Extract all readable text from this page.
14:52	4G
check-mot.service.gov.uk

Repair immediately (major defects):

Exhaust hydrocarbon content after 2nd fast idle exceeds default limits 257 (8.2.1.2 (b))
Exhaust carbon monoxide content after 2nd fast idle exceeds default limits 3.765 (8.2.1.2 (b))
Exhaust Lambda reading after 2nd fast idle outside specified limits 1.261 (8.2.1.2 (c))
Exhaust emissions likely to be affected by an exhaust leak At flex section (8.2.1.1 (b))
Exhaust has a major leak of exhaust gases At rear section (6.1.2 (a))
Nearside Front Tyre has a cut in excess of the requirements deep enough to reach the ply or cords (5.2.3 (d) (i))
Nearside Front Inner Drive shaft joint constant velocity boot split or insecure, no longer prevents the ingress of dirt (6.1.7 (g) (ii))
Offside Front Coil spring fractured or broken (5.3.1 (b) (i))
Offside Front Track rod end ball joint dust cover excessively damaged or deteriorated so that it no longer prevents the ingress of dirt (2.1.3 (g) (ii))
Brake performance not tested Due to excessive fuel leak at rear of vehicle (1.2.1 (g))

§ Task instructions
Using the data above, print every record exactly as shown.

§ Exercise answer
Extract all readable text from this page.
14:52	4G
check-mot.service.gov.uk

Repair immediately (major defects):

Exhaust hydrocarbon content after 2nd fast idle exceeds default limits 257 (8.2.1.2 (b))
Exhaust carbon monoxide content after 2nd fast idle exceeds default limits 3.765 (8.2.1.2 (b))
Exhaust Lambda reading after 2nd fast idle outside specified limits 1.261 (8.2.1.2 (c))
Exhaust emissions likely to be affected by an exhaust leak At flex section (8.2.1.1 (b))
Exhaust has a major leak of exhaust gases At rear section (6.1.2 (a))
Nearside Front Tyre has a cut in excess of the requirements deep enough to reach the ply or cords (5.2.3 (d) (i))
Nearside Front Inner Drive shaft joint constant velocity boot split or insecure, no longer prevents the ingress of dirt (6.1.7 (g) (ii))
Offside Front Coil spring fractured or broken (5.3.1 (b) (i))
Offside Front Track rod end ball joint dust cover excessively damaged or deteriorated so that it no longer prevents the ingress of dirt (2.1.3 (g) (ii))
Brake performance not tested Due to excessive fuel leak at rear of vehicle (1.2.1 (g))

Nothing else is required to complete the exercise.